*PROBLEM TO WORK ON*: Locate the string "this" in the listing below. Copy every line where it is found.

━━━━━━━━━━━━━━━━━━━━

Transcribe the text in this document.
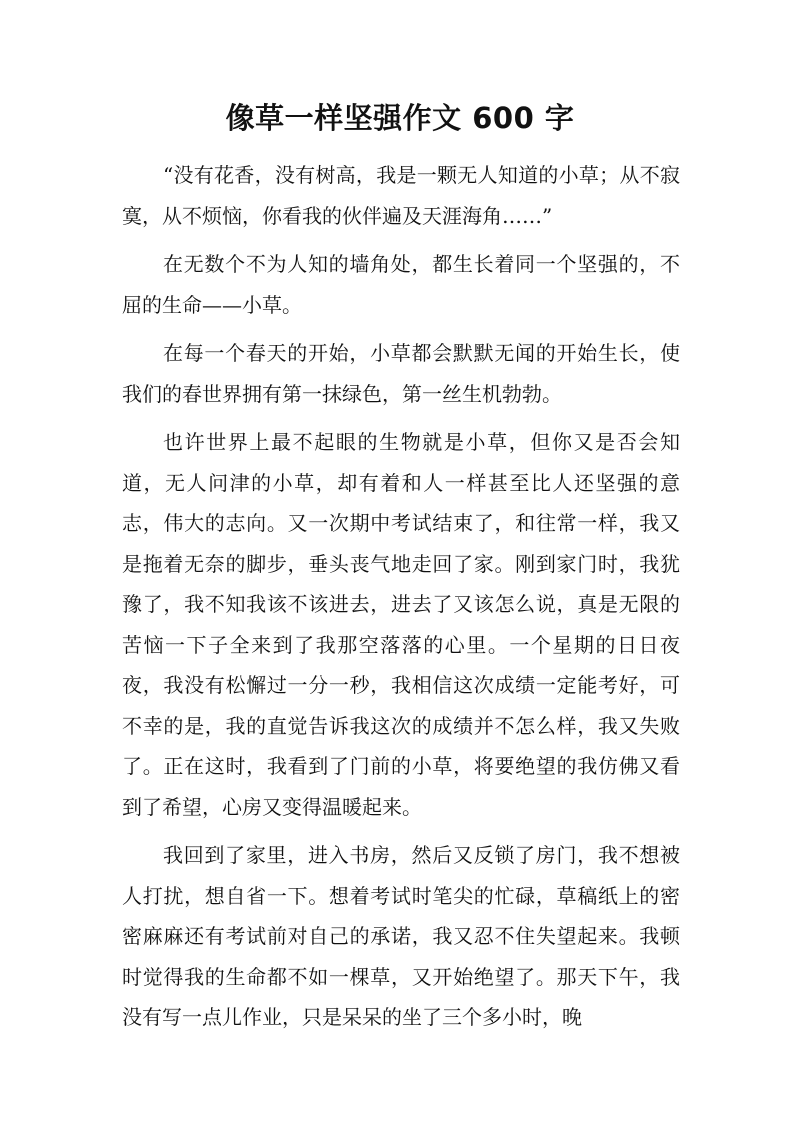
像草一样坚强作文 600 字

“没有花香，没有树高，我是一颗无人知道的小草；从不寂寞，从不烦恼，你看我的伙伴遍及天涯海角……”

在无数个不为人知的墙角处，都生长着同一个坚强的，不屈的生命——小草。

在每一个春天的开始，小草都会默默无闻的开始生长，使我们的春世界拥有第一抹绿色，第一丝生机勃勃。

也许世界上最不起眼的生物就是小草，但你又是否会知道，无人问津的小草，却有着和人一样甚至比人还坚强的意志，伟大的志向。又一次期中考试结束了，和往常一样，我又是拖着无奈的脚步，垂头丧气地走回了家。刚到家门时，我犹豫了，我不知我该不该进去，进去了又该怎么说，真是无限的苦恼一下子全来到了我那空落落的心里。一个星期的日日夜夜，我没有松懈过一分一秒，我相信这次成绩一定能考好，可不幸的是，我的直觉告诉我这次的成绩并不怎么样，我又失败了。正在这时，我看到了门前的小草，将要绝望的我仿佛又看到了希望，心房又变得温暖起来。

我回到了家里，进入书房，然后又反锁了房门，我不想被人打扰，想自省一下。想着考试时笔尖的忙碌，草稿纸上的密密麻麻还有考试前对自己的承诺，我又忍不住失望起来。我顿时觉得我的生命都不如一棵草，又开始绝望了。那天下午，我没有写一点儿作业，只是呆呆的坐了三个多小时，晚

━━━━━━━━━━━━━━━━━━━━

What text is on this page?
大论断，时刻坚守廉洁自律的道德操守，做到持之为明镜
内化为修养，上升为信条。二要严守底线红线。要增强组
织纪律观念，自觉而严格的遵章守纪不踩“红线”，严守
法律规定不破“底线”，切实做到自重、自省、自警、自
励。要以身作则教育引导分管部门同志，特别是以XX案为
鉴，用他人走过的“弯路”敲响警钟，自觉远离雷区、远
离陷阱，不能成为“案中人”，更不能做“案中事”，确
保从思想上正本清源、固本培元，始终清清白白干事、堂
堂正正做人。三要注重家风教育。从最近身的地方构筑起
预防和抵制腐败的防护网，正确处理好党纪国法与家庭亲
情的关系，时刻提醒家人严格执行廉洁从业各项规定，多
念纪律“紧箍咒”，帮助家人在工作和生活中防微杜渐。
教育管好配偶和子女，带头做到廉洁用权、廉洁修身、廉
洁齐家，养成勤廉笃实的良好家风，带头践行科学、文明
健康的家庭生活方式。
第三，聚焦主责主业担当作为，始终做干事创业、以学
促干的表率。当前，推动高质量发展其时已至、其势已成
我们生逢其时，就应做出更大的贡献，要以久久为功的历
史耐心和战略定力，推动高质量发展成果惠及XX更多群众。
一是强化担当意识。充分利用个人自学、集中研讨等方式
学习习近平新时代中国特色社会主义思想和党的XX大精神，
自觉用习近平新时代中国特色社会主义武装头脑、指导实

━━━━━━━━━━━━━━━━━━━━

*SOLVED PROBLEM*:
Transcribe the text in this document.
What text is on this page?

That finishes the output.